┌─ Provided data
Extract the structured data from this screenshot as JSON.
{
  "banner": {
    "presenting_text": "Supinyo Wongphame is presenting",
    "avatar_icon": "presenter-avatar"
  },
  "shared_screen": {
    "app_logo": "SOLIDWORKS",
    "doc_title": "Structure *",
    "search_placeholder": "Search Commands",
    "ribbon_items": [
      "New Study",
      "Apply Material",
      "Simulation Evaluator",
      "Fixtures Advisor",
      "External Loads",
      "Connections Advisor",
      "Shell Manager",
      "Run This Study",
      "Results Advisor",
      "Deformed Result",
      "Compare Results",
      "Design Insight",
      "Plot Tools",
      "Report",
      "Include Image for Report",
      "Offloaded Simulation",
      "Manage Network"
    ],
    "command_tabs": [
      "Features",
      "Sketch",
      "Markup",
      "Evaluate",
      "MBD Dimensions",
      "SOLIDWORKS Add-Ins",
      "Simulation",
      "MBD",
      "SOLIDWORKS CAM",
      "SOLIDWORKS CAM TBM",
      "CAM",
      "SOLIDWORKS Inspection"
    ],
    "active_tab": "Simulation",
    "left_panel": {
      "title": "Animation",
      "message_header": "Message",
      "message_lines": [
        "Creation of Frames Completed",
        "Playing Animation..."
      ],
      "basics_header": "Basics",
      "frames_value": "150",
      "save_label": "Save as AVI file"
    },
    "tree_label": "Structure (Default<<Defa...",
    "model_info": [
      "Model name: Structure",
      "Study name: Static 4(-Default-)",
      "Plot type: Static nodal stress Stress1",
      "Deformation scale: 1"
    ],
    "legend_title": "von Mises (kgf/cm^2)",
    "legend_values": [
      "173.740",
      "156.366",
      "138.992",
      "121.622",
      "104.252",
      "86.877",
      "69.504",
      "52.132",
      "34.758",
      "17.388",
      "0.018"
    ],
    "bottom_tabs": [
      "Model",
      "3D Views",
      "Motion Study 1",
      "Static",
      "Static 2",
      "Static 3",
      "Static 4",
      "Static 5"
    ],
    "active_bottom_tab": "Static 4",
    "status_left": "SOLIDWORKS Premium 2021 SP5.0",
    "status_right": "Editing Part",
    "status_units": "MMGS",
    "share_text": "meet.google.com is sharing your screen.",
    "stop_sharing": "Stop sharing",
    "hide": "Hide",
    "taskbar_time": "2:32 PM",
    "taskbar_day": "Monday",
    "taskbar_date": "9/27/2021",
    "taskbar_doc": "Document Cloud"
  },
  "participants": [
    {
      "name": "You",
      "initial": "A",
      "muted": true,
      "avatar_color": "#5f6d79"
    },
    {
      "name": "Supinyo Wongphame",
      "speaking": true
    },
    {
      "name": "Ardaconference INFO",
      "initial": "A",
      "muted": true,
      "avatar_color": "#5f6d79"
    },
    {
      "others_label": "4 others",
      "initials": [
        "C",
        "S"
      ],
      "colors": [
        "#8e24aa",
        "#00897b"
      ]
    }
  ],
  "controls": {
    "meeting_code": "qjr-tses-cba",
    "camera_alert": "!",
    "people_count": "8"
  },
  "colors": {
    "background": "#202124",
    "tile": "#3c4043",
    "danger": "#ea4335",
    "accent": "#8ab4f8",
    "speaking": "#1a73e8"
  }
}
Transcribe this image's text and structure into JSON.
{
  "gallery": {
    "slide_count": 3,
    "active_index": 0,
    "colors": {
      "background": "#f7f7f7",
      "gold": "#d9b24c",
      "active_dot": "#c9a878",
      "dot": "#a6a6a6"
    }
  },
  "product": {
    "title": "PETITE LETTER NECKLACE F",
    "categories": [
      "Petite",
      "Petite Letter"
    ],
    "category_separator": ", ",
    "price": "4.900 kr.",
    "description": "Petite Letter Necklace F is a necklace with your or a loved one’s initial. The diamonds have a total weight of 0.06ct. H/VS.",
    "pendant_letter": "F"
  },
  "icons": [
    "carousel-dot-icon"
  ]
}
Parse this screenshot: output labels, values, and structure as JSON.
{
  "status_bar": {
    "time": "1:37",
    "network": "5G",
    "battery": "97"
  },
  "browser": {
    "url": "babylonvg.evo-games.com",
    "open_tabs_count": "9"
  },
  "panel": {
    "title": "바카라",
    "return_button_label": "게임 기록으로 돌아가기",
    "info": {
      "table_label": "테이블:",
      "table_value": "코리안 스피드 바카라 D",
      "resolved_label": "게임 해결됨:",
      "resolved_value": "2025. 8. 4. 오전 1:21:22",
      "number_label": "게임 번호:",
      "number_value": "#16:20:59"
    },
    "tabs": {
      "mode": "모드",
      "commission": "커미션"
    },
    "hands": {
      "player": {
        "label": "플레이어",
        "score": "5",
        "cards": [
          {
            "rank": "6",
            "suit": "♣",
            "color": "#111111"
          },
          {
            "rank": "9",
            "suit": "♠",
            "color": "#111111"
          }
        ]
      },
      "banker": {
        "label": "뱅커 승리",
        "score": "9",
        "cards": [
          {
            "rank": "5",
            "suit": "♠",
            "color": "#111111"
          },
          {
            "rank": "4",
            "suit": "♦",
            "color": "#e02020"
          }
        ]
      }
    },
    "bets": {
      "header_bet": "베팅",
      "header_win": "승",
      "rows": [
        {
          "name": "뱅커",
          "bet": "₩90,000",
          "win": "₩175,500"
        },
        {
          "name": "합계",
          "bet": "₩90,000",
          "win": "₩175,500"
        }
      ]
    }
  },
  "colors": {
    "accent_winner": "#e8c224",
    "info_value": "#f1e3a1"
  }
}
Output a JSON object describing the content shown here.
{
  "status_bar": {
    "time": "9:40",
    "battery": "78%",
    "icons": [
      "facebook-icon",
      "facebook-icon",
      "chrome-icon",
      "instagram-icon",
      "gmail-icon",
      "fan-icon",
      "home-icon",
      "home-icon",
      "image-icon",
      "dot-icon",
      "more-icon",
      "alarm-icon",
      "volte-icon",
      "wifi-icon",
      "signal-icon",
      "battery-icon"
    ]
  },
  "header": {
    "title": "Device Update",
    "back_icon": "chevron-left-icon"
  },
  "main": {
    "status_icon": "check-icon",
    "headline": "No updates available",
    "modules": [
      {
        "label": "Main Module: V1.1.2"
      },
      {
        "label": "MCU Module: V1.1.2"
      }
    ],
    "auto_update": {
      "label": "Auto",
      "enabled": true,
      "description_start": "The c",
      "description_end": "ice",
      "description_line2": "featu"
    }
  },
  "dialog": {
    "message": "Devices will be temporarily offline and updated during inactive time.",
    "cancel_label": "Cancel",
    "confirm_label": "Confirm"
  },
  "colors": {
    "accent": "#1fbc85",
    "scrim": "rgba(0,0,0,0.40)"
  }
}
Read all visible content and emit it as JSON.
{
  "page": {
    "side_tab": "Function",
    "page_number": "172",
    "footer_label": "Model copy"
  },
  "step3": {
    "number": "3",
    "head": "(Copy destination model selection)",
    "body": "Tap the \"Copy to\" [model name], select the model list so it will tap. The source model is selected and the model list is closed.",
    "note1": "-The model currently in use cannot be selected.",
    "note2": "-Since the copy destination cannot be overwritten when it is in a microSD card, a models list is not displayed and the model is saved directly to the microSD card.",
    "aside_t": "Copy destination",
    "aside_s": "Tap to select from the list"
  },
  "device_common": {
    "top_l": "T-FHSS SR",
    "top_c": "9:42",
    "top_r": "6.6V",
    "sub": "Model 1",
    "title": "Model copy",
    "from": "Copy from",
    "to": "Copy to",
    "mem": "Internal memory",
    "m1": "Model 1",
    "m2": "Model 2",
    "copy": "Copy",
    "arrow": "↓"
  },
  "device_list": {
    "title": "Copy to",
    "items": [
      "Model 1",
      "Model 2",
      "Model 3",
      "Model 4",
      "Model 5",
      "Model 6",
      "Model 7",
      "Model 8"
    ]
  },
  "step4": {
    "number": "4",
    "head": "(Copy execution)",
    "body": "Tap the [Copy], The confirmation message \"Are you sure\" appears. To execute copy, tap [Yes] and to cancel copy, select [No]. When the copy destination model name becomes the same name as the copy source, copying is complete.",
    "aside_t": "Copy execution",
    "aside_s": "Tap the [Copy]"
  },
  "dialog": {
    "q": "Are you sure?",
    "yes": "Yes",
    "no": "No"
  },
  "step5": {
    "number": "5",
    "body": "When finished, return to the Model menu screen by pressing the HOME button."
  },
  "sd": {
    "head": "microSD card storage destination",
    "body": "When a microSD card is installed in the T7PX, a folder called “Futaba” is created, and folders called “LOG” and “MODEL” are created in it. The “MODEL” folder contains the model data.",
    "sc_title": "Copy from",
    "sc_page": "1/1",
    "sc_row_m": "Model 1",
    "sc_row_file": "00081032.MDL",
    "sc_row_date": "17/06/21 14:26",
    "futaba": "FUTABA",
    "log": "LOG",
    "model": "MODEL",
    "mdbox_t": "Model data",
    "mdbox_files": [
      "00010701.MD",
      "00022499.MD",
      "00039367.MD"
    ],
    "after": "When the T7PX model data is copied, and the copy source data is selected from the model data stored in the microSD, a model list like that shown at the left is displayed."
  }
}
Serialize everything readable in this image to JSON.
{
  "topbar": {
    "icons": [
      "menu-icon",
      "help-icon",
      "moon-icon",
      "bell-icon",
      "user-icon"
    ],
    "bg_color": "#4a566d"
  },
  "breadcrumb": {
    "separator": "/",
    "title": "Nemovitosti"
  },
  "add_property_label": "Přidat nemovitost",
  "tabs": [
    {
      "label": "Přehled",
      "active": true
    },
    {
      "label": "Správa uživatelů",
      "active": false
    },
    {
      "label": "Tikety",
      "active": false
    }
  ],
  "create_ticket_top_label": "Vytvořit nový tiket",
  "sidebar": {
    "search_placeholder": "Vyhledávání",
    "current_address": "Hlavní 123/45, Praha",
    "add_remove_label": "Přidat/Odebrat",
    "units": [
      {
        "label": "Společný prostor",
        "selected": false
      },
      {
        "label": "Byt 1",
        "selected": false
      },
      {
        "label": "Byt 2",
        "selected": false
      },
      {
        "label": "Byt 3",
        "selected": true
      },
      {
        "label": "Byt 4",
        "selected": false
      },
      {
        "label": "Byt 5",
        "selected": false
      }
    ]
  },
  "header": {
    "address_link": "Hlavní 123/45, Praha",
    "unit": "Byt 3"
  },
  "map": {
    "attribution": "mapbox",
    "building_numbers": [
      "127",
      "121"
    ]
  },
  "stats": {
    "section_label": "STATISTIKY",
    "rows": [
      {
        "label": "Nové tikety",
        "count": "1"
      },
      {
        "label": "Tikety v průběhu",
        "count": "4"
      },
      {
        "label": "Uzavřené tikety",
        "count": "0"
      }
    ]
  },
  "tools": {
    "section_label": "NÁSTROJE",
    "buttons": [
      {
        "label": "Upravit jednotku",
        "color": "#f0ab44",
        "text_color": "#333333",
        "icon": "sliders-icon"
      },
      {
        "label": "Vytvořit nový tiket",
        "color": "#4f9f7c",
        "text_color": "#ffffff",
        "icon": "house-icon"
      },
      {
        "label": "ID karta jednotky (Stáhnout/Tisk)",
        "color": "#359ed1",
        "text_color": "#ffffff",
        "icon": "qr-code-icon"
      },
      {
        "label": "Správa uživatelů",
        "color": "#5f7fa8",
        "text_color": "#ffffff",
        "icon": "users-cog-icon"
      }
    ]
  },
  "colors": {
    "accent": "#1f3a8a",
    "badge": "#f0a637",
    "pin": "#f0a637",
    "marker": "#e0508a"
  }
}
└─
*Prompt*: Read the data above. Pull out each line in which the string "source" appears.

*Output*:
    "body": "Tap the \"Copy to\" [model name], select the model list so it will tap. The source model is selected and the model list is closed.",
    "body": "Tap the [Copy], The confirmation message \"Are you sure\" appears. To execute copy, tap [Yes] and to cancel copy, select [No]. When the copy destination model name becomes the same name as the copy source, copying is complete.",
    "after": "When the T7PX model data is copied, and the copy source data is selected from the model data stored in the microSD, a model list like that shown at the left is displayed."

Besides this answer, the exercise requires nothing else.